_Task details_
Copy every line of the records below where the word "TradingView" occurs.
# start of Data supplied
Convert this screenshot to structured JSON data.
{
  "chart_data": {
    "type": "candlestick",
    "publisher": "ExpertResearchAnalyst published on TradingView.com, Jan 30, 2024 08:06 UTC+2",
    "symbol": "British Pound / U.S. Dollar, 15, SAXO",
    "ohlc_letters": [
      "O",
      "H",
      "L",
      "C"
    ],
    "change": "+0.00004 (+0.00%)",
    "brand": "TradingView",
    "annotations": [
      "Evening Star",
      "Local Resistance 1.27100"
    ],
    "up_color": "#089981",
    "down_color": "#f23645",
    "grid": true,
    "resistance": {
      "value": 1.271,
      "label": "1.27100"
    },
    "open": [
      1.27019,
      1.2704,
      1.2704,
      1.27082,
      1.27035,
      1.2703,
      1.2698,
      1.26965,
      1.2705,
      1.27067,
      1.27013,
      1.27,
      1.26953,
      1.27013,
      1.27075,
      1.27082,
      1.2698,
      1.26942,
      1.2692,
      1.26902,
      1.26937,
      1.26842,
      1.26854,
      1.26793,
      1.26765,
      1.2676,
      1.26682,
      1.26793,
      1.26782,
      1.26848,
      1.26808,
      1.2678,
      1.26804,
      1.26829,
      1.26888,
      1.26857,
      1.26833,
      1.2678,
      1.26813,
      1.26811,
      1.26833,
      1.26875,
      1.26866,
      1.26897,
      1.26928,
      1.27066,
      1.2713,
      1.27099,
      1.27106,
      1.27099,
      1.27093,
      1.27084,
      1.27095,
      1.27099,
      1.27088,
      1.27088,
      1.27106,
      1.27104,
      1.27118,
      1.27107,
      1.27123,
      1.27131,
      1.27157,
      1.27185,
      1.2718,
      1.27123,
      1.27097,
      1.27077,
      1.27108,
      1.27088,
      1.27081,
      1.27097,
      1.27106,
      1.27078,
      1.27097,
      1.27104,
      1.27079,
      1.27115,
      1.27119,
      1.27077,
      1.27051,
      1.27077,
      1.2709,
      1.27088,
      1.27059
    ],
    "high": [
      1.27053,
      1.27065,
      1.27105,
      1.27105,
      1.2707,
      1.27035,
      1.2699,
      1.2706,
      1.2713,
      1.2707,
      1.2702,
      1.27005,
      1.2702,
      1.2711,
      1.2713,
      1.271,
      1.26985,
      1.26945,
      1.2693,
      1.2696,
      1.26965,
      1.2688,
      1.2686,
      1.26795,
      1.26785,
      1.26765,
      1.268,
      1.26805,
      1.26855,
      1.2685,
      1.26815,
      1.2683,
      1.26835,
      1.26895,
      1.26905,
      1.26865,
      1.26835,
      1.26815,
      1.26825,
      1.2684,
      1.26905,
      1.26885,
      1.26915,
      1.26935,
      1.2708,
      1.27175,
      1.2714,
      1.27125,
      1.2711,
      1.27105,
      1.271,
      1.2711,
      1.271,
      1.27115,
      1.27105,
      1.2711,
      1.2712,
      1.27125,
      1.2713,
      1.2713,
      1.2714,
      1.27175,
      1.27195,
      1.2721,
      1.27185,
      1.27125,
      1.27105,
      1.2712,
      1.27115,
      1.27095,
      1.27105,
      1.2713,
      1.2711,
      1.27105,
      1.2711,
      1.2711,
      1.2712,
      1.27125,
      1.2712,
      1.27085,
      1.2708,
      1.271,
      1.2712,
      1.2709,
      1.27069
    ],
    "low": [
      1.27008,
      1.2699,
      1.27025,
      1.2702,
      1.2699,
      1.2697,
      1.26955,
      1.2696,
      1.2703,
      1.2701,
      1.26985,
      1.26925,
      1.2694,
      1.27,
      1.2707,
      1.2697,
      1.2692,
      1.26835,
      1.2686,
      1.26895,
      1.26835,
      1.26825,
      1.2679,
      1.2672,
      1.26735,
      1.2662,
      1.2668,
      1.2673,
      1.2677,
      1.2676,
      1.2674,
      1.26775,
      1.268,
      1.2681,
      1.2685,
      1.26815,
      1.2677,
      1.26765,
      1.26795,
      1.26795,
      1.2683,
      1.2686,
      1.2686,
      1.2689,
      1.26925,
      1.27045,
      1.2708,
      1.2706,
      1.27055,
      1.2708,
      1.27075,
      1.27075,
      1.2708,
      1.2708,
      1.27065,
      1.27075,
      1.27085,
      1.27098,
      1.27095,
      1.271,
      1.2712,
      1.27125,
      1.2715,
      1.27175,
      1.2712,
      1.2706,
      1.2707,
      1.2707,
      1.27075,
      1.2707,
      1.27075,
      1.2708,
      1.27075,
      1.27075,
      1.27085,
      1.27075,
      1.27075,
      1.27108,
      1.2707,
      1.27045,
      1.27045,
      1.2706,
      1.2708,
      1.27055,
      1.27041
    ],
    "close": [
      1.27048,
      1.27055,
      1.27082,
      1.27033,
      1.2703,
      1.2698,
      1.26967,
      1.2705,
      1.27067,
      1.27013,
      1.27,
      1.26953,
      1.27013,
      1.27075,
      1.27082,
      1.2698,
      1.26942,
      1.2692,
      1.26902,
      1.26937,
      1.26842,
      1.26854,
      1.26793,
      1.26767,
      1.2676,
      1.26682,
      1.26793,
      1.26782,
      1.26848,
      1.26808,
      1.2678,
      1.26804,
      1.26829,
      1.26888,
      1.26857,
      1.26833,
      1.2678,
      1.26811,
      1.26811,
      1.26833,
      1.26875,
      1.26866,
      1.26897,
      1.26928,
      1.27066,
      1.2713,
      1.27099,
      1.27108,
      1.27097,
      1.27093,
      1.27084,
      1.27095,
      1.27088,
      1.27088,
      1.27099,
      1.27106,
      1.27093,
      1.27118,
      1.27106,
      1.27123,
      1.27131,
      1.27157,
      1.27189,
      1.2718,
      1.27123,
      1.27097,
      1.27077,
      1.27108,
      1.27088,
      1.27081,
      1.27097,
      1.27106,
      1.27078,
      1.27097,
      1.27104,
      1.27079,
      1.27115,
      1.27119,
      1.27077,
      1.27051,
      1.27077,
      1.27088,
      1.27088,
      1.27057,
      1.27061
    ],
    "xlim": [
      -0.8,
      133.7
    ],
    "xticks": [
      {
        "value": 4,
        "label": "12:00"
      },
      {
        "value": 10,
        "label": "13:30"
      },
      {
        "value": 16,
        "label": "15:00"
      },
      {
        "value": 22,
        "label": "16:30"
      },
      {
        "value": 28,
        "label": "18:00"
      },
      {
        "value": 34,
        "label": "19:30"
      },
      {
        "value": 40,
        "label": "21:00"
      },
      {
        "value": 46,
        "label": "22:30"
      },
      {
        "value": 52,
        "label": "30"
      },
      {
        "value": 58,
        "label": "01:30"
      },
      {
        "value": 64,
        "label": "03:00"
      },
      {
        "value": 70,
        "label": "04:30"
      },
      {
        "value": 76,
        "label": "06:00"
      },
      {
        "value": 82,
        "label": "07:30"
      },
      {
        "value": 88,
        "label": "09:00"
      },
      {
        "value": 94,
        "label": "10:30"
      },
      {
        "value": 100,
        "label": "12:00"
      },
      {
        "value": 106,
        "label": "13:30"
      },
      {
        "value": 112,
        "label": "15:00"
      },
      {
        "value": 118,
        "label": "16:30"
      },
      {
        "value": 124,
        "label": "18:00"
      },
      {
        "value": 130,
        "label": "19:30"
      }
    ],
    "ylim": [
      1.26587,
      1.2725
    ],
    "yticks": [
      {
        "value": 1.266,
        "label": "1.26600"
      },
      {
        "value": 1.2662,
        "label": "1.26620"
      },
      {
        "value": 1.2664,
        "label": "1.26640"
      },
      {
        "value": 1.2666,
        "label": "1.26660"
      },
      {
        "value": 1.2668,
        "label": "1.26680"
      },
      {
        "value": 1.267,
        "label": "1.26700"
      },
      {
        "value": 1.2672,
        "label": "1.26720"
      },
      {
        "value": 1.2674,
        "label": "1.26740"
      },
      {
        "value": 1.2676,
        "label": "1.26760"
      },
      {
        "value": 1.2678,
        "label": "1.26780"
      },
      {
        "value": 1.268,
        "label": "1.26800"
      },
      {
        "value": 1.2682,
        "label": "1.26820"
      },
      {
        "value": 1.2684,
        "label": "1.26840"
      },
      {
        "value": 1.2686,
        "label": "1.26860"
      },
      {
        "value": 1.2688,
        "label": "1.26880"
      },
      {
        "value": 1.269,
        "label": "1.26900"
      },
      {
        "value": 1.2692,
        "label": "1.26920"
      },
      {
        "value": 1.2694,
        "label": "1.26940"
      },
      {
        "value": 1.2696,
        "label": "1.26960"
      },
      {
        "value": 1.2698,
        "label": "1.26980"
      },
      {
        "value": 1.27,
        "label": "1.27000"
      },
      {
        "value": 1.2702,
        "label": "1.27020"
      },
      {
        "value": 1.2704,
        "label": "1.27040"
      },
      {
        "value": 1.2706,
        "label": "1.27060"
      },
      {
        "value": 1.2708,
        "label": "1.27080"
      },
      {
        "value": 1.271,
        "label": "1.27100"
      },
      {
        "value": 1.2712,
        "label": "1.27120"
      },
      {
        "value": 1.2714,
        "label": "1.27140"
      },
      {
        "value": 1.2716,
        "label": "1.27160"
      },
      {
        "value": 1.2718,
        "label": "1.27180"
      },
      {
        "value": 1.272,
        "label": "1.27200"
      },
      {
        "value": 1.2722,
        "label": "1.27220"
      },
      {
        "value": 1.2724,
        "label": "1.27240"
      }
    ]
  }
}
# end of Data supplied
_Right answer_
    "publisher": "ExpertResearchAnalyst published on TradingView.com, Jan 30, 2024 08:06 UTC+2",
    "brand": "TradingView",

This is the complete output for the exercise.